● WRITTEN INSTRUCTION
Repeat the whole listing exactly as written.

● RECORDS SUPPLIED

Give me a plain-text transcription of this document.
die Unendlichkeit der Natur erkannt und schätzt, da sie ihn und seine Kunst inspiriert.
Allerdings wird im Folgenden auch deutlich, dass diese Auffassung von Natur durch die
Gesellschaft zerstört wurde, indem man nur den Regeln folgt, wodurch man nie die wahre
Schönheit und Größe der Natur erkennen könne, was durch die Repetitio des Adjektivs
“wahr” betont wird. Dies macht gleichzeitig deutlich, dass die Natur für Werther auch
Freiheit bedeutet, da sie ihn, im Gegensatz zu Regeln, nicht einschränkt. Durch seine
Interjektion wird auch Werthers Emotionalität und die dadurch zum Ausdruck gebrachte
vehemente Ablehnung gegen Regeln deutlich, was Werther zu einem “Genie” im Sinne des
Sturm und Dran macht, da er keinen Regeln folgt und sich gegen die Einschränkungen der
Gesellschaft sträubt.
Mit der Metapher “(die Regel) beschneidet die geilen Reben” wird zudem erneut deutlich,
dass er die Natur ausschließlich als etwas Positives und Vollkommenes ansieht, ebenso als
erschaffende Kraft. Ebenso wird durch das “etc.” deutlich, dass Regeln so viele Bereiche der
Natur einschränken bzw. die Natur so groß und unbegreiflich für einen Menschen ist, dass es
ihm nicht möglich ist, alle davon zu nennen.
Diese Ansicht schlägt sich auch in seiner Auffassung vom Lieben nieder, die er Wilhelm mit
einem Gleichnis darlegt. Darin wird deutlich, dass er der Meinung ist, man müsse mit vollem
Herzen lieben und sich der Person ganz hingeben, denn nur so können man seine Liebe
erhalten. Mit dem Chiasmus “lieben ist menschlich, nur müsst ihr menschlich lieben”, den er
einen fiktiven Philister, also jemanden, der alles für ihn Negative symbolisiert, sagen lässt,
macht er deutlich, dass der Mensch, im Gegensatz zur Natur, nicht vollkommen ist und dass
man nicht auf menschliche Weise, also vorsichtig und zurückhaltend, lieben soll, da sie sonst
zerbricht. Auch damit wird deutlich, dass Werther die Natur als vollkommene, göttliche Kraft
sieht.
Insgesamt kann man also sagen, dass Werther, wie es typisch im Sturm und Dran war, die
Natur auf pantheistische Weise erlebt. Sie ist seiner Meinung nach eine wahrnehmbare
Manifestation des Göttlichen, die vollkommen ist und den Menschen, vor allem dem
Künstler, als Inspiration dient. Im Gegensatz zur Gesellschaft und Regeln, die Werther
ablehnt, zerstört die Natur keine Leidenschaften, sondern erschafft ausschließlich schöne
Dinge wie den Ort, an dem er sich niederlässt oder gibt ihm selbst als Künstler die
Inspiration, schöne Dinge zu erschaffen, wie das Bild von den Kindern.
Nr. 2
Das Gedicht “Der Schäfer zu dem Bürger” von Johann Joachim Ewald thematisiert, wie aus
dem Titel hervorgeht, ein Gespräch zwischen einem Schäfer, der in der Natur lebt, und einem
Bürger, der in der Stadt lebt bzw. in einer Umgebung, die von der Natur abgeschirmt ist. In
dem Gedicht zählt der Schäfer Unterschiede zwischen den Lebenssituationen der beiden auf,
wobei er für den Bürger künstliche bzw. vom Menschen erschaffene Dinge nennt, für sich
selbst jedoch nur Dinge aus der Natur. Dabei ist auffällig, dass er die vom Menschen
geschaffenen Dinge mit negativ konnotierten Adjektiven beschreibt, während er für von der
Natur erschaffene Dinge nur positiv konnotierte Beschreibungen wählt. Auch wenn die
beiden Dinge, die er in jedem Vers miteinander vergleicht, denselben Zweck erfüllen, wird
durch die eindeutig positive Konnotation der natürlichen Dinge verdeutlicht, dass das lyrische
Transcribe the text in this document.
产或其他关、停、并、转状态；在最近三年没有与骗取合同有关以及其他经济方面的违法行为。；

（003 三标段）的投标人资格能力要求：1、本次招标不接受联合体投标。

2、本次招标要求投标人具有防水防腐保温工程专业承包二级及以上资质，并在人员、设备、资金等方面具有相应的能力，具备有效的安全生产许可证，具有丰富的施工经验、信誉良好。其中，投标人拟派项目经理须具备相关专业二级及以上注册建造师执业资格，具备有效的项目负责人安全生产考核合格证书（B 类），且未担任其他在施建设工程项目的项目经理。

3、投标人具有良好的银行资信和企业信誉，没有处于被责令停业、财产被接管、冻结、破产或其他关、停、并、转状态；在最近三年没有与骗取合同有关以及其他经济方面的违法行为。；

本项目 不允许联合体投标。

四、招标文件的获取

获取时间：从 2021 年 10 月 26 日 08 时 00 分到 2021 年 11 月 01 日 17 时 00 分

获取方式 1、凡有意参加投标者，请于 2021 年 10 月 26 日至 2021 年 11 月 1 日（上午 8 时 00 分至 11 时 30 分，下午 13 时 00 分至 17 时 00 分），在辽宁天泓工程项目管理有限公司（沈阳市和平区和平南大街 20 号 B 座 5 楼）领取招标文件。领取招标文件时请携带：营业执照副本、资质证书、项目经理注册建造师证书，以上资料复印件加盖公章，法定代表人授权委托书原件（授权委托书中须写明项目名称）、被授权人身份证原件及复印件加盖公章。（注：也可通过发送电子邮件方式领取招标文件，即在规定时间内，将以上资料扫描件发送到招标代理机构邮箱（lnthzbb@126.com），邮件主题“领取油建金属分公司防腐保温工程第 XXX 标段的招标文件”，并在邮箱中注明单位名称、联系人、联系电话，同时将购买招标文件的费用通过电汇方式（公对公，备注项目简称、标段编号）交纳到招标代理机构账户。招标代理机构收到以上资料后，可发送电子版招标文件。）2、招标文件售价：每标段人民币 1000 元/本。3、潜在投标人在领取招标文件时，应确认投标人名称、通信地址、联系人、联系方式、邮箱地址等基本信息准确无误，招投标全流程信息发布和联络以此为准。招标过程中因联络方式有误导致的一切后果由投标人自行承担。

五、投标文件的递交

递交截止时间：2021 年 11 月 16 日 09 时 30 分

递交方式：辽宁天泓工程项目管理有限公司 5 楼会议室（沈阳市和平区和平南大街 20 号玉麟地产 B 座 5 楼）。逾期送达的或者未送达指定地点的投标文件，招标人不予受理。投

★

● TASK OUTPUT
Give me a plain-text transcription of this document.
die Unendlichkeit der Natur erkannt und schätzt, da sie ihn und seine Kunst inspiriert.
Allerdings wird im Folgenden auch deutlich, dass diese Auffassung von Natur durch die
Gesellschaft zerstört wurde, indem man nur den Regeln folgt, wodurch man nie die wahre
Schönheit und Größe der Natur erkennen könne, was durch die Repetitio des Adjektivs
“wahr” betont wird. Dies macht gleichzeitig deutlich, dass die Natur für Werther auch
Freiheit bedeutet, da sie ihn, im Gegensatz zu Regeln, nicht einschränkt. Durch seine
Interjektion wird auch Werthers Emotionalität und die dadurch zum Ausdruck gebrachte
vehemente Ablehnung gegen Regeln deutlich, was Werther zu einem “Genie” im Sinne des
Sturm und Dran macht, da er keinen Regeln folgt und sich gegen die Einschränkungen der
Gesellschaft sträubt.
Mit der Metapher “(die Regel) beschneidet die geilen Reben” wird zudem erneut deutlich,
dass er die Natur ausschließlich als etwas Positives und Vollkommenes ansieht, ebenso als
erschaffende Kraft. Ebenso wird durch das “etc.” deutlich, dass Regeln so viele Bereiche der
Natur einschränken bzw. die Natur so groß und unbegreiflich für einen Menschen ist, dass es
ihm nicht möglich ist, alle davon zu nennen.
Diese Ansicht schlägt sich auch in seiner Auffassung vom Lieben nieder, die er Wilhelm mit
einem Gleichnis darlegt. Darin wird deutlich, dass er der Meinung ist, man müsse mit vollem
Herzen lieben und sich der Person ganz hingeben, denn nur so können man seine Liebe
erhalten. Mit dem Chiasmus “lieben ist menschlich, nur müsst ihr menschlich lieben”, den er
einen fiktiven Philister, also jemanden, der alles für ihn Negative symbolisiert, sagen lässt,
macht er deutlich, dass der Mensch, im Gegensatz zur Natur, nicht vollkommen ist und dass
man nicht auf menschliche Weise, also vorsichtig und zurückhaltend, lieben soll, da sie sonst
zerbricht. Auch damit wird deutlich, dass Werther die Natur als vollkommene, göttliche Kraft
sieht.
Insgesamt kann man also sagen, dass Werther, wie es typisch im Sturm und Dran war, die
Natur auf pantheistische Weise erlebt. Sie ist seiner Meinung nach eine wahrnehmbare
Manifestation des Göttlichen, die vollkommen ist und den Menschen, vor allem dem
Künstler, als Inspiration dient. Im Gegensatz zur Gesellschaft und Regeln, die Werther
ablehnt, zerstört die Natur keine Leidenschaften, sondern erschafft ausschließlich schöne
Dinge wie den Ort, an dem er sich niederlässt oder gibt ihm selbst als Künstler die
Inspiration, schöne Dinge zu erschaffen, wie das Bild von den Kindern.
Nr. 2
Das Gedicht “Der Schäfer zu dem Bürger” von Johann Joachim Ewald thematisiert, wie aus
dem Titel hervorgeht, ein Gespräch zwischen einem Schäfer, der in der Natur lebt, und einem
Bürger, der in der Stadt lebt bzw. in einer Umgebung, die von der Natur abgeschirmt ist. In
dem Gedicht zählt der Schäfer Unterschiede zwischen den Lebenssituationen der beiden auf,
wobei er für den Bürger künstliche bzw. vom Menschen erschaffene Dinge nennt, für sich
selbst jedoch nur Dinge aus der Natur. Dabei ist auffällig, dass er die vom Menschen
geschaffenen Dinge mit negativ konnotierten Adjektiven beschreibt, während er für von der
Natur erschaffene Dinge nur positiv konnotierte Beschreibungen wählt. Auch wenn die
beiden Dinge, die er in jedem Vers miteinander vergleicht, denselben Zweck erfüllen, wird
durch die eindeutig positive Konnotation der natürlichen Dinge verdeutlicht, dass das lyrische
Transcribe the text in this document.
产或其他关、停、并、转状态；在最近三年没有与骗取合同有关以及其他经济方面的违法行为。；

（003 三标段）的投标人资格能力要求：1、本次招标不接受联合体投标。

2、本次招标要求投标人具有防水防腐保温工程专业承包二级及以上资质，并在人员、设备、资金等方面具有相应的能力，具备有效的安全生产许可证，具有丰富的施工经验、信誉良好。其中，投标人拟派项目经理须具备相关专业二级及以上注册建造师执业资格，具备有效的项目负责人安全生产考核合格证书（B 类），且未担任其他在施建设工程项目的项目经理。

3、投标人具有良好的银行资信和企业信誉，没有处于被责令停业、财产被接管、冻结、破产或其他关、停、并、转状态；在最近三年没有与骗取合同有关以及其他经济方面的违法行为。；

本项目 不允许联合体投标。

四、招标文件的获取

获取时间：从 2021 年 10 月 26 日 08 时 00 分到 2021 年 11 月 01 日 17 时 00 分

获取方式 1、凡有意参加投标者，请于 2021 年 10 月 26 日至 2021 年 11 月 1 日（上午 8 时 00 分至 11 时 30 分，下午 13 时 00 分至 17 时 00 分），在辽宁天泓工程项目管理有限公司（沈阳市和平区和平南大街 20 号 B 座 5 楼）领取招标文件。领取招标文件时请携带：营业执照副本、资质证书、项目经理注册建造师证书，以上资料复印件加盖公章，法定代表人授权委托书原件（授权委托书中须写明项目名称）、被授权人身份证原件及复印件加盖公章。（注：也可通过发送电子邮件方式领取招标文件，即在规定时间内，将以上资料扫描件发送到招标代理机构邮箱（lnthzbb@126.com），邮件主题“领取油建金属分公司防腐保温工程第 XXX 标段的招标文件”，并在邮箱中注明单位名称、联系人、联系电话，同时将购买招标文件的费用通过电汇方式（公对公，备注项目简称、标段编号）交纳到招标代理机构账户。招标代理机构收到以上资料后，可发送电子版招标文件。）2、招标文件售价：每标段人民币 1000 元/本。3、潜在投标人在领取招标文件时，应确认投标人名称、通信地址、联系人、联系方式、邮箱地址等基本信息准确无误，招投标全流程信息发布和联络以此为准。招标过程中因联络方式有误导致的一切后果由投标人自行承担。

五、投标文件的递交

递交截止时间：2021 年 11 月 16 日 09 时 30 分

递交方式：辽宁天泓工程项目管理有限公司 5 楼会议室（沈阳市和平区和平南大街 20 号玉麟地产 B 座 5 楼）。逾期送达的或者未送达指定地点的投标文件，招标人不予受理。投

★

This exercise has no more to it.